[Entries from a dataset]
>> Begin

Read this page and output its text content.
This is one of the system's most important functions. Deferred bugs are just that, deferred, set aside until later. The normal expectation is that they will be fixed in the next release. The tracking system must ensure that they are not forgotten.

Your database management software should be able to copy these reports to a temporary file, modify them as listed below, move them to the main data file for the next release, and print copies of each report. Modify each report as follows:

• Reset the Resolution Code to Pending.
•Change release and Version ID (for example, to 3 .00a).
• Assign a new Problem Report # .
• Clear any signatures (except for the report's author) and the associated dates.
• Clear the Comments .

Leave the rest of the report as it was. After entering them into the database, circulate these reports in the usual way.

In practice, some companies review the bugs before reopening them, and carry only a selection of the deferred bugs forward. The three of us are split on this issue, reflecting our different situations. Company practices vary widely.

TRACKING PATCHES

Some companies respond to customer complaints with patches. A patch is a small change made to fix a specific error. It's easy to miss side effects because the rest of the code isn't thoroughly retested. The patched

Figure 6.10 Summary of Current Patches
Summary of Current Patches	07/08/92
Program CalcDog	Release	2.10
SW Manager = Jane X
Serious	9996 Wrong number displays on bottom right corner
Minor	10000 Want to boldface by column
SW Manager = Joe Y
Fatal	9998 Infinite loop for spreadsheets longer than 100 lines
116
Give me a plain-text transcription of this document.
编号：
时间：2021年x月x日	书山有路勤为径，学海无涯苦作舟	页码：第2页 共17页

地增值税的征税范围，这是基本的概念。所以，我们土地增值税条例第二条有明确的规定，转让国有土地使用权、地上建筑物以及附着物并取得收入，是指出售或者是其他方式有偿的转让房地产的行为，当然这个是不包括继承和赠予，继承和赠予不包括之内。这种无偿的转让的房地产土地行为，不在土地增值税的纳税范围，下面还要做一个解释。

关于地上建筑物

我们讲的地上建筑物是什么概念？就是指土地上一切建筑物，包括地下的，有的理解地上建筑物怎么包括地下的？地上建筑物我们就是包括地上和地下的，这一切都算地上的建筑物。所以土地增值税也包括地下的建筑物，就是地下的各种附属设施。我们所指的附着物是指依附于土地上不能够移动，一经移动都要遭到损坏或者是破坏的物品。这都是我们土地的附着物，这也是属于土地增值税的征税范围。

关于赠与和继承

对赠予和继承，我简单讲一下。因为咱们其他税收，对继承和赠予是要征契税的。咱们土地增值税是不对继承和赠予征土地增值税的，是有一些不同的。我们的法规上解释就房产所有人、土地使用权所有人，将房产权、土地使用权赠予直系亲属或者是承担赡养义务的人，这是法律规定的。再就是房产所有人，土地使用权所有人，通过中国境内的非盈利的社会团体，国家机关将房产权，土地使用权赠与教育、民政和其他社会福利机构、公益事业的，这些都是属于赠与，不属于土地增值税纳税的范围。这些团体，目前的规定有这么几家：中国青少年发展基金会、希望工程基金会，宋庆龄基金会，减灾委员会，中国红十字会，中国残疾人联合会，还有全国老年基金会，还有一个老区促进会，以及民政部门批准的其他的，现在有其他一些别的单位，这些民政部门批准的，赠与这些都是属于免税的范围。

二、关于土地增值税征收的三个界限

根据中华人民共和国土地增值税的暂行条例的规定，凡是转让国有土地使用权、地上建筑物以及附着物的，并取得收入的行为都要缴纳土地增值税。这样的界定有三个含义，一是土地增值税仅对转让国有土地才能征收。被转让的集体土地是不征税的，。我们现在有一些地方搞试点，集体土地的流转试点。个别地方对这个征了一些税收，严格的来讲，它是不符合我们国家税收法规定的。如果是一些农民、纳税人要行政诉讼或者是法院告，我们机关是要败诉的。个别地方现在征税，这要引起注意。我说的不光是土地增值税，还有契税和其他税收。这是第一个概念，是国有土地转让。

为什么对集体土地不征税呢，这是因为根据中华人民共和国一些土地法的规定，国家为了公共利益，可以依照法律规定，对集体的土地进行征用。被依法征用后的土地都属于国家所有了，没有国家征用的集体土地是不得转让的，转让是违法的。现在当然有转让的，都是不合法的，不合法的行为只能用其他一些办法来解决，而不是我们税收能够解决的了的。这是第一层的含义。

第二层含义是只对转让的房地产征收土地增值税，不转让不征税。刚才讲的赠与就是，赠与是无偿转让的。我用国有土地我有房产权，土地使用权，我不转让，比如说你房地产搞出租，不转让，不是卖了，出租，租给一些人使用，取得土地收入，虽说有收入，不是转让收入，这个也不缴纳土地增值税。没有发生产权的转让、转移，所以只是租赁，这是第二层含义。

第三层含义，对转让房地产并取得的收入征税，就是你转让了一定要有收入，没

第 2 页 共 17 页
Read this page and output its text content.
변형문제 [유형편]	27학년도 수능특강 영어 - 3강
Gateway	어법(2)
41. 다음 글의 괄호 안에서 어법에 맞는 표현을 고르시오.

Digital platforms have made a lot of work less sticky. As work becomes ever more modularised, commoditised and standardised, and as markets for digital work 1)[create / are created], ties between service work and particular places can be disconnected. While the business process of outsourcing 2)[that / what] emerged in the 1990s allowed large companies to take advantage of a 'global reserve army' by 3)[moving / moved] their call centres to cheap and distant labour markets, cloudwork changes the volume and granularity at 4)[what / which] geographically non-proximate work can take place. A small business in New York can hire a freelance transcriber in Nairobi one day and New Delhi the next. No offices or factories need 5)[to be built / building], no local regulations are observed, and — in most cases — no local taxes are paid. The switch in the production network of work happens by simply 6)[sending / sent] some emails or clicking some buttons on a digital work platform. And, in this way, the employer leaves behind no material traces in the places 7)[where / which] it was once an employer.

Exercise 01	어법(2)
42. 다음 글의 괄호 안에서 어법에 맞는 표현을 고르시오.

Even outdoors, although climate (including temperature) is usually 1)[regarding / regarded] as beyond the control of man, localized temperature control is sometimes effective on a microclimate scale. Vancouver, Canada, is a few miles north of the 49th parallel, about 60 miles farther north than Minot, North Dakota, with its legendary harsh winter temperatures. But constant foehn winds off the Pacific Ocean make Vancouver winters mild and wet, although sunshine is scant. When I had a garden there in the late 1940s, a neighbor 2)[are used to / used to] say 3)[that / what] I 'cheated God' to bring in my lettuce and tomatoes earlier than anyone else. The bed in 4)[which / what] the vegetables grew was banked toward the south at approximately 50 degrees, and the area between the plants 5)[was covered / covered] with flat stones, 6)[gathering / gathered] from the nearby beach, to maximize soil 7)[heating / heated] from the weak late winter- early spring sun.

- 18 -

>> End

### Work to be completed
Extract all the material, leaving every line as it is.

### Completed task
Read this page and output its text content.
This is one of the system's most important functions. Deferred bugs are just that, deferred, set aside until later. The normal expectation is that they will be fixed in the next release. The tracking system must ensure that they are not forgotten.

Your database management software should be able to copy these reports to a temporary file, modify them as listed below, move them to the main data file for the next release, and print copies of each report. Modify each report as follows:

• Reset the Resolution Code to Pending.
•Change release and Version ID (for example, to 3 .00a).
• Assign a new Problem Report # .
• Clear any signatures (except for the report's author) and the associated dates.
• Clear the Comments .

Leave the rest of the report as it was. After entering them into the database, circulate these reports in the usual way.

In practice, some companies review the bugs before reopening them, and carry only a selection of the deferred bugs forward. The three of us are split on this issue, reflecting our different situations. Company practices vary widely.

TRACKING PATCHES

Some companies respond to customer complaints with patches. A patch is a small change made to fix a specific error. It's easy to miss side effects because the rest of the code isn't thoroughly retested. The patched

Figure 6.10 Summary of Current Patches
Summary of Current Patches	07/08/92
Program CalcDog	Release	2.10
SW Manager = Jane X
Serious	9996 Wrong number displays on bottom right corner
Minor	10000 Want to boldface by column
SW Manager = Joe Y
Fatal	9998 Infinite loop for spreadsheets longer than 100 lines
116
Give me a plain-text transcription of this document.
编号：
时间：2021年x月x日	书山有路勤为径，学海无涯苦作舟	页码：第2页 共17页

地增值税的征税范围，这是基本的概念。所以，我们土地增值税条例第二条有明确的规定，转让国有土地使用权、地上建筑物以及附着物并取得收入，是指出售或者是其他方式有偿的转让房地产的行为，当然这个是不包括继承和赠予，继承和赠予不包括之内。这种无偿的转让的房地产土地行为，不在土地增值税的纳税范围，下面还要做一个解释。

关于地上建筑物

我们讲的地上建筑物是什么概念？就是指土地上一切建筑物，包括地下的，有的理解地上建筑物怎么包括地下的？地上建筑物我们就是包括地上和地下的，这一切都算地上的建筑物。所以土地增值税也包括地下的建筑物，就是地下的各种附属设施。我们所指的附着物是指依附于土地上不能够移动，一经移动都要遭到损坏或者是破坏的物品。这都是我们土地的附着物，这也是属于土地增值税的征税范围。

关于赠与和继承

对赠予和继承，我简单讲一下。因为咱们其他税收，对继承和赠予是要征契税的。咱们土地增值税是不对继承和赠予征土地增值税的，是有一些不同的。我们的法规上解释就房产所有人、土地使用权所有人，将房产权、土地使用权赠予直系亲属或者是承担赡养义务的人，这是法律规定的。再就是房产所有人，土地使用权所有人，通过中国境内的非盈利的社会团体，国家机关将房产权，土地使用权赠与教育、民政和其他社会福利机构、公益事业的，这些都是属于赠与，不属于土地增值税纳税的范围。这些团体，目前的规定有这么几家：中国青少年发展基金会、希望工程基金会，宋庆龄基金会，减灾委员会，中国红十字会，中国残疾人联合会，还有全国老年基金会，还有一个老区促进会，以及民政部门批准的其他的，现在有其他一些别的单位，这些民政部门批准的，赠与这些都是属于免税的范围。

二、关于土地增值税征收的三个界限

根据中华人民共和国土地增值税的暂行条例的规定，凡是转让国有土地使用权、地上建筑物以及附着物的，并取得收入的行为都要缴纳土地增值税。这样的界定有三个含义，一是土地增值税仅对转让国有土地才能征收。被转让的集体土地是不征税的，。我们现在有一些地方搞试点，集体土地的流转试点。个别地方对这个征了一些税收，严格的来讲，它是不符合我们国家税收法规定的。如果是一些农民、纳税人要行政诉讼或者是法院告，我们机关是要败诉的。个别地方现在征税，这要引起注意。我说的不光是土地增值税，还有契税和其他税收。这是第一个概念，是国有土地转让。

为什么对集体土地不征税呢，这是因为根据中华人民共和国一些土地法的规定，国家为了公共利益，可以依照法律规定，对集体的土地进行征用。被依法征用后的土地都属于国家所有了，没有国家征用的集体土地是不得转让的，转让是违法的。现在当然有转让的，都是不合法的，不合法的行为只能用其他一些办法来解决，而不是我们税收能够解决的了的。这是第一层的含义。

第二层含义是只对转让的房地产征收土地增值税，不转让不征税。刚才讲的赠与就是，赠与是无偿转让的。我用国有土地我有房产权，土地使用权，我不转让，比如说你房地产搞出租，不转让，不是卖了，出租，租给一些人使用，取得土地收入，虽说有收入，不是转让收入，这个也不缴纳土地增值税。没有发生产权的转让、转移，所以只是租赁，这是第二层含义。

第三层含义，对转让房地产并取得的收入征税，就是你转让了一定要有收入，没

第 2 页 共 17 页
Read this page and output its text content.
변형문제 [유형편]	27학년도 수능특강 영어 - 3강
Gateway	어법(2)
41. 다음 글의 괄호 안에서 어법에 맞는 표현을 고르시오.

Digital platforms have made a lot of work less sticky. As work becomes ever more modularised, commoditised and standardised, and as markets for digital work 1)[create / are created], ties between service work and particular places can be disconnected. While the business process of outsourcing 2)[that / what] emerged in the 1990s allowed large companies to take advantage of a 'global reserve army' by 3)[moving / moved] their call centres to cheap and distant labour markets, cloudwork changes the volume and granularity at 4)[what / which] geographically non-proximate work can take place. A small business in New York can hire a freelance transcriber in Nairobi one day and New Delhi the next. No offices or factories need 5)[to be built / building], no local regulations are observed, and — in most cases — no local taxes are paid. The switch in the production network of work happens by simply 6)[sending / sent] some emails or clicking some buttons on a digital work platform. And, in this way, the employer leaves behind no material traces in the places 7)[where / which] it was once an employer.

Exercise 01	어법(2)
42. 다음 글의 괄호 안에서 어법에 맞는 표현을 고르시오.

Even outdoors, although climate (including temperature) is usually 1)[regarding / regarded] as beyond the control of man, localized temperature control is sometimes effective on a microclimate scale. Vancouver, Canada, is a few miles north of the 49th parallel, about 60 miles farther north than Minot, North Dakota, with its legendary harsh winter temperatures. But constant foehn winds off the Pacific Ocean make Vancouver winters mild and wet, although sunshine is scant. When I had a garden there in the late 1940s, a neighbor 2)[are used to / used to] say 3)[that / what] I 'cheated God' to bring in my lettuce and tomatoes earlier than anyone else. The bed in 4)[which / what] the vegetables grew was banked toward the south at approximately 50 degrees, and the area between the plants 5)[was covered / covered] with flat stones, 6)[gathering / gathered] from the nearby beach, to maximize soil 7)[heating / heated] from the weak late winter- early spring sun.

- 18 -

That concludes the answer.